EDEN ROYCE: Who Lost, I Found is a collection of short stories in various speculative fiction genres ranging from Southern Gothic and folk horror to Afro-surrealism and dark fantasy, finally culminating in a tale to lift a little of the darkness. Essentially, it’s Black Southern horror, encompassing Gullah Geechee folklore, ancestry, warnings, conjure, survival, and celebration of enduring for a night.

These stories utilize methods many editors will tell you don’t work: second-person point of view, inactive protagonists, the use of dialect… all hallmarks of my people’s storytelling traditions. Some of these stories are grounded in truth, others in fantasy, but they are all valid aspects of storytelling. This collection defies the odds and, like my people have always done, makes its own way when there was none.

JAN STINCHCOMB: Verushka is a multi-POV family novel with a young female protagonist. It draws from the genres of fairy tale and horror and goes back and forth in time. It’s not YA but I have a secret fantasy of parents reading this book with their kids.

What in particular makes your current project different from your previous books?

N.J. GALLEGOS: This is my first full length novel so that’s different in itself! I have three novellas to compare and contrast with though. I feel like the character development in The Broken Heart was more fleshed out and I found myself getting attached to Casey more than any other character I’ve written. The Broken Heart tackles my favorite theme of female vengeance, also seen in my novella Just Desserts where an awkward, previously bullied woman attends her 20-year high school reunion… don’t eat the tiramisu.

SHANE HAWK: I’m still relatively emerging in the game that is Horror fiction, so I only really have one previous short story collection (Anoka: An Indigenous Horror Collection) and other short fiction scattered throughout other anthologies. This book is the first wherein I’m in both the editor’s seat as well as the writer’s seat. It’s also the first of hopefully many to be published at the Big-5 level—I’m entirely grateful for the amount of work put in by our American and Canadian teams, lots of things the average reader isn’t aware of, and the support is quite different than self-publishing or indie presses. It’s really a learning experience every day.

#### DATA PROVIDED:
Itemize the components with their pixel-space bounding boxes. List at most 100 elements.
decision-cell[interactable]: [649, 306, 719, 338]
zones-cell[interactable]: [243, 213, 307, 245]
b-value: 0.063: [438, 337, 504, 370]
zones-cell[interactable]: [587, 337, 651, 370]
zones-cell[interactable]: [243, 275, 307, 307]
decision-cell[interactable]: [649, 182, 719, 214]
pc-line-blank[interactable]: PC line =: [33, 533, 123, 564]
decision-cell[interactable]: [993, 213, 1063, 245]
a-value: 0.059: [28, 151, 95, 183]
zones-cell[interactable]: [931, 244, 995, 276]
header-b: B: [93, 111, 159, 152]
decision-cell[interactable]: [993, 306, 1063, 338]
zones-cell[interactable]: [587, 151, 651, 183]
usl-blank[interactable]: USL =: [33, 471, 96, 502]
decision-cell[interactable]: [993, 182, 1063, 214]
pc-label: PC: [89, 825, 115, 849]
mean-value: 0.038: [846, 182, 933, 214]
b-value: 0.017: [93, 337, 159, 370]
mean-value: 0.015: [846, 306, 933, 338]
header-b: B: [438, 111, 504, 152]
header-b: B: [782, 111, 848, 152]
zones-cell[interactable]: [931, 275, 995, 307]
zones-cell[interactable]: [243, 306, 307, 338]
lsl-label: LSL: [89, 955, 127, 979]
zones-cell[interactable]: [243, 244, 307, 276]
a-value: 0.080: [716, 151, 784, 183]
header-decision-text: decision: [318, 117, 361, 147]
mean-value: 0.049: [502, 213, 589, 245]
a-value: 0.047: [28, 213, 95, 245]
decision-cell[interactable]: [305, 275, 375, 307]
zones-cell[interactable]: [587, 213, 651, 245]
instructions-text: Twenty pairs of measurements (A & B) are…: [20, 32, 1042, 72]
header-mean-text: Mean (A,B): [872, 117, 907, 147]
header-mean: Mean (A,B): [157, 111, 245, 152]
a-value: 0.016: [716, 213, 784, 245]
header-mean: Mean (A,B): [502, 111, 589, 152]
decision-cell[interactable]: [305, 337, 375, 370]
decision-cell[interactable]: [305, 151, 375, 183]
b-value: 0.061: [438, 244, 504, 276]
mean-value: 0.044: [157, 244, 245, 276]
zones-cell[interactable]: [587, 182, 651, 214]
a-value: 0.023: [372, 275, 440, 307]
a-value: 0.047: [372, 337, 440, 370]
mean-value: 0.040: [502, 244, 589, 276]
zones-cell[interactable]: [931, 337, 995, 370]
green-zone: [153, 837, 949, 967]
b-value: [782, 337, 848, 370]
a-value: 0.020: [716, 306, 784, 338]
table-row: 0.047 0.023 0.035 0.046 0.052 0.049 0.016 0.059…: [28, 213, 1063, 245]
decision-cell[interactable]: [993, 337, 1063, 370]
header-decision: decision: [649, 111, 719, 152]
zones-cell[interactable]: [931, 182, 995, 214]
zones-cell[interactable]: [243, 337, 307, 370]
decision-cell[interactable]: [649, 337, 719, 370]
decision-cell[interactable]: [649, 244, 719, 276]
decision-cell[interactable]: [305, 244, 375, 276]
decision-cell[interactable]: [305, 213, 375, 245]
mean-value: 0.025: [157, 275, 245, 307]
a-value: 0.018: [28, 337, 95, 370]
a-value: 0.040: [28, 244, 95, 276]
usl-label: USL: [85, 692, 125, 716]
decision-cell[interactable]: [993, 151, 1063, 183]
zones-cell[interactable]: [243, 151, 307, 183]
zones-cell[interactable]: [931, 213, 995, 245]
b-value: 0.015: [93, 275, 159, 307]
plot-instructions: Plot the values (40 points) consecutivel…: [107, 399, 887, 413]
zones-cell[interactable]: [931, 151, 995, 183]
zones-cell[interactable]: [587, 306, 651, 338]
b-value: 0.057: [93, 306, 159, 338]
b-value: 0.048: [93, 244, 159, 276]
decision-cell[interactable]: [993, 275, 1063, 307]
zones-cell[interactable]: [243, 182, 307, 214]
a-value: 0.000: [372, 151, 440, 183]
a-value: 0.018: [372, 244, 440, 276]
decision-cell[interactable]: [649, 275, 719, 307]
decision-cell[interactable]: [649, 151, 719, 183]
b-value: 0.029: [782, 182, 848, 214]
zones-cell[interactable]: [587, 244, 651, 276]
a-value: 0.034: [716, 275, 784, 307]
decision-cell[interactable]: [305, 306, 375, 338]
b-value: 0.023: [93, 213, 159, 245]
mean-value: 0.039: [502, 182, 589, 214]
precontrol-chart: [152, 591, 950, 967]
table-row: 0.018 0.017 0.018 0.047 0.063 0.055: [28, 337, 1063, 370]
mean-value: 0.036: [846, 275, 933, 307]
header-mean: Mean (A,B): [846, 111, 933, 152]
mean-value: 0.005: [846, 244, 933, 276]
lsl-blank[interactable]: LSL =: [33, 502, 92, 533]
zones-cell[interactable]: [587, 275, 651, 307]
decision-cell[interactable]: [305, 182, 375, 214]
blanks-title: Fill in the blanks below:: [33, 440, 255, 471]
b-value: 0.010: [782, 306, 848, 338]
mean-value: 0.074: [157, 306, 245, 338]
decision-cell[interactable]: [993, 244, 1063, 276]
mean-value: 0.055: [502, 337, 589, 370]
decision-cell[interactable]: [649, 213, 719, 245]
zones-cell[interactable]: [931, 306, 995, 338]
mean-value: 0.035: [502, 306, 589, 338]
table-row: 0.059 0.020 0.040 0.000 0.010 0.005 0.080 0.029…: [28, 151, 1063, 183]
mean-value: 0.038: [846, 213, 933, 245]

#### LIST OF TASKS:
**a.** Give again, unchanged, the records from their first line through the line holding "decision-cell[interactable]: [649, 182, 719, 214]", with both ends included.
**b.** Please carry on the interview with horror writers about their books, starting after its last sentence.

#### RESPONSES TO THE EXERCISE:
**a.**
Itemize the components with their pixel-space bounding boxes. List at most 100 elements.
decision-cell[interactable]: [649, 306, 719, 338]
zones-cell[interactable]: [243, 213, 307, 245]
b-value: 0.063: [438, 337, 504, 370]
zones-cell[interactable]: [587, 337, 651, 370]
zones-cell[interactable]: [243, 275, 307, 307]
decision-cell[interactable]: [649, 182, 719, 214]

**b.**
ANGELA SYLVAINE: This is my debut novel, so prior to this I’ve only published shorter works. Additionally, this is my first foray into creating a fictional town. Demise and its residents are inspired by where I grew up in North Dakota, and it was really fun to try and capture North Dakota winters and the Midwestern niceness of the people there.

JESSICA MCHUGH: The physical work involved in this project is like nothing I’ve done before. Using four different editions of “Little Women” of varying sizes, I ripped, sewed, painted, sculpted, and illustrated this collection in ways that tested every artistic boundary. I owe a lot of that to working in a tattoo shop, surrounded and inspired by art of all types. I used scraps of my coworkers’ artwork to practice my own, and I learned a lot about letting go of my doubts and insecurities and trusting my artistic instincts. This project also required more time management than ever before to complete 155 blackout poems—more than that, actually. I found around 200 poems total, and completed the art on around 170. From June 21st – December 27th, I kept to my goal of finishing 4-6 pieces a week while accounting for sickness, holidays, etc, while aiming for mid-January, so I actually completed ahead of my self-imposed deadline. I’ve honestly never been more impressed with myself.

CHRISTA CARMEN: This is my debut novel, and it’s taken me a number of years to get here, as I started out as more of a short fiction writer and even put out a short fiction collection with Unnerving called Something Borrowed, Something Blood-Soaked in 2018. The Daughters of Block Island is also a decidedly “quieter” horror tale than many of the stories in my collection. There are no chainsaw wielding-Deadite killers or gore-saturated photographs in Daughters, but don’t let that turn you off if you’re in the mood for something unnerving; there’s still a whole slew of scandal, secrets, ghosts, and murder to tickle your horror-loving fancies.

J.A.W. MCCARTHY: This one was fast and dirty for me, compared to my other stories. I was in the middle of another project when the idea for SLEEP ALONE took hold and I had to run with it. I didn’t overthink it; it was almost as if the story controlled me. Ronnie is a very personal character to me, someone who’s selfish and vulnerable and cruel and capable of so much love, all at once. I pride myself on my prose, but I also wanted the voice of the story to be very much Ronnie, as an aging merch girl slogging through this seedy, uncomfortable life would speak. So the tone is a bit more casual, more of that “quick and dirty”, than most of my other recent work.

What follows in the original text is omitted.